Find the lines holding "JSON" and copy them.

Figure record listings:
--*--

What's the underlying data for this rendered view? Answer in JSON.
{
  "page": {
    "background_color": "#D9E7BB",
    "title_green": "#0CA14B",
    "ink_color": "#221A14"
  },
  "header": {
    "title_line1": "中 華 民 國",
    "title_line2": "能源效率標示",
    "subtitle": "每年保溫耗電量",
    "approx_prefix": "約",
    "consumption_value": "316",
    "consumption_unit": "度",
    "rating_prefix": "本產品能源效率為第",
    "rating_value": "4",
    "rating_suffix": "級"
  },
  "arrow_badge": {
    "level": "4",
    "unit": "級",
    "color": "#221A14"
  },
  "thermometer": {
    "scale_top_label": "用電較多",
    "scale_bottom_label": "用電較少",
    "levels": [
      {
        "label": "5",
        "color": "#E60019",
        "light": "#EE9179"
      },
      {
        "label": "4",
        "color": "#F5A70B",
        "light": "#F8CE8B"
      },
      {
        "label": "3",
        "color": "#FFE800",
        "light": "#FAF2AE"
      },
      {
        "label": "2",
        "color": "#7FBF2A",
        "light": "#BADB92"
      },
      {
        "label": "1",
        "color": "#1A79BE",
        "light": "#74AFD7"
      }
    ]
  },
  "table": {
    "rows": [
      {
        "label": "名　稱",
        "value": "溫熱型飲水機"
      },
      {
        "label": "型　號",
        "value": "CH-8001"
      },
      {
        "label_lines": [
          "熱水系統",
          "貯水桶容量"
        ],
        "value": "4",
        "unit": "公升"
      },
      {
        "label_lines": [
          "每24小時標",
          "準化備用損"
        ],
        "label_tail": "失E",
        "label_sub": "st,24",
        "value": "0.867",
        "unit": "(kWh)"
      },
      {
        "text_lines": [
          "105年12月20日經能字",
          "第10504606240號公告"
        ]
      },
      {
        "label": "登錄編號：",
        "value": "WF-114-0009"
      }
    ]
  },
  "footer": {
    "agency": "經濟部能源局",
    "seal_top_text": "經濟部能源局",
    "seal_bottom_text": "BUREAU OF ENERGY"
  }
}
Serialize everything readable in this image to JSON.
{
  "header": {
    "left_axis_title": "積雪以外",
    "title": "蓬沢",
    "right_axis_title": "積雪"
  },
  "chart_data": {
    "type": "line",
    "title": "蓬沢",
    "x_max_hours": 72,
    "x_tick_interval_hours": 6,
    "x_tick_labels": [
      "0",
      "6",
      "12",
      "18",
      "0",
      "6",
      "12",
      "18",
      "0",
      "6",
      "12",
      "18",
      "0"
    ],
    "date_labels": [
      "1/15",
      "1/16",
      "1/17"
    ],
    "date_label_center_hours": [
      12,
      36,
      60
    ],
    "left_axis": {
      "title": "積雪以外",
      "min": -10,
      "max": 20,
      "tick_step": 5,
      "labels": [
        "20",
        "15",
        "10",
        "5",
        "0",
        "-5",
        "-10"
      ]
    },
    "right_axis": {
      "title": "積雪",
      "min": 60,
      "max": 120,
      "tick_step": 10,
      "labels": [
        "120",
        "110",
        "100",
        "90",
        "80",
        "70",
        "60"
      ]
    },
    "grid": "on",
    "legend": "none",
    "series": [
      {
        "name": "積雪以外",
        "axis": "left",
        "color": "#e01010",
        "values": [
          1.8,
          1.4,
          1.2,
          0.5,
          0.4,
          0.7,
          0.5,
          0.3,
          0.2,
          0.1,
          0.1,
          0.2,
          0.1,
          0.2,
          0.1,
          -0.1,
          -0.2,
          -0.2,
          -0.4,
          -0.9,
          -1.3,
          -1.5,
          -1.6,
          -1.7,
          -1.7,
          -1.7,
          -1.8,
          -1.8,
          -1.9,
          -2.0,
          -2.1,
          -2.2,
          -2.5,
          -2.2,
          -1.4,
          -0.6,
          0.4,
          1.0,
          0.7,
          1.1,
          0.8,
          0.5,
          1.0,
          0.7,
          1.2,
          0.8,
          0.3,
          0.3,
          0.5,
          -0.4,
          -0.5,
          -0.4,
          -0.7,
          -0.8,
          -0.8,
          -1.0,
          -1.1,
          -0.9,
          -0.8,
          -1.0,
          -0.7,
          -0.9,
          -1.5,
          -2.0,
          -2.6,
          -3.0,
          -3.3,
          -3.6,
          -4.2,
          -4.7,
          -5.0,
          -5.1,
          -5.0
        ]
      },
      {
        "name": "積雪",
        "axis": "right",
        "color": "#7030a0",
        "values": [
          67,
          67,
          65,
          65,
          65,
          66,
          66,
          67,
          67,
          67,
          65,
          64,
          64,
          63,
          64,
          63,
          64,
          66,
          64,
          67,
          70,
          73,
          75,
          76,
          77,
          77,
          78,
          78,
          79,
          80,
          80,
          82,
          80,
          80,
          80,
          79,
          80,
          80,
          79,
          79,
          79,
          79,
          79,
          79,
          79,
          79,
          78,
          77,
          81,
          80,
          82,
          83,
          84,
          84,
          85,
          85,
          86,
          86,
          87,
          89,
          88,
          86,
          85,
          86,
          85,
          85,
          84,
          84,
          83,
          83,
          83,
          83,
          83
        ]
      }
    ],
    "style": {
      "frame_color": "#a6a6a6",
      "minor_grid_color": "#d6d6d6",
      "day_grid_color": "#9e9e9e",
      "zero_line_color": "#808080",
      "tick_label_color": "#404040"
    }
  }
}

--*--

Response to this task:
What's the underlying data for this rendered view? Answer in JSON.
Serialize everything readable in this image to JSON.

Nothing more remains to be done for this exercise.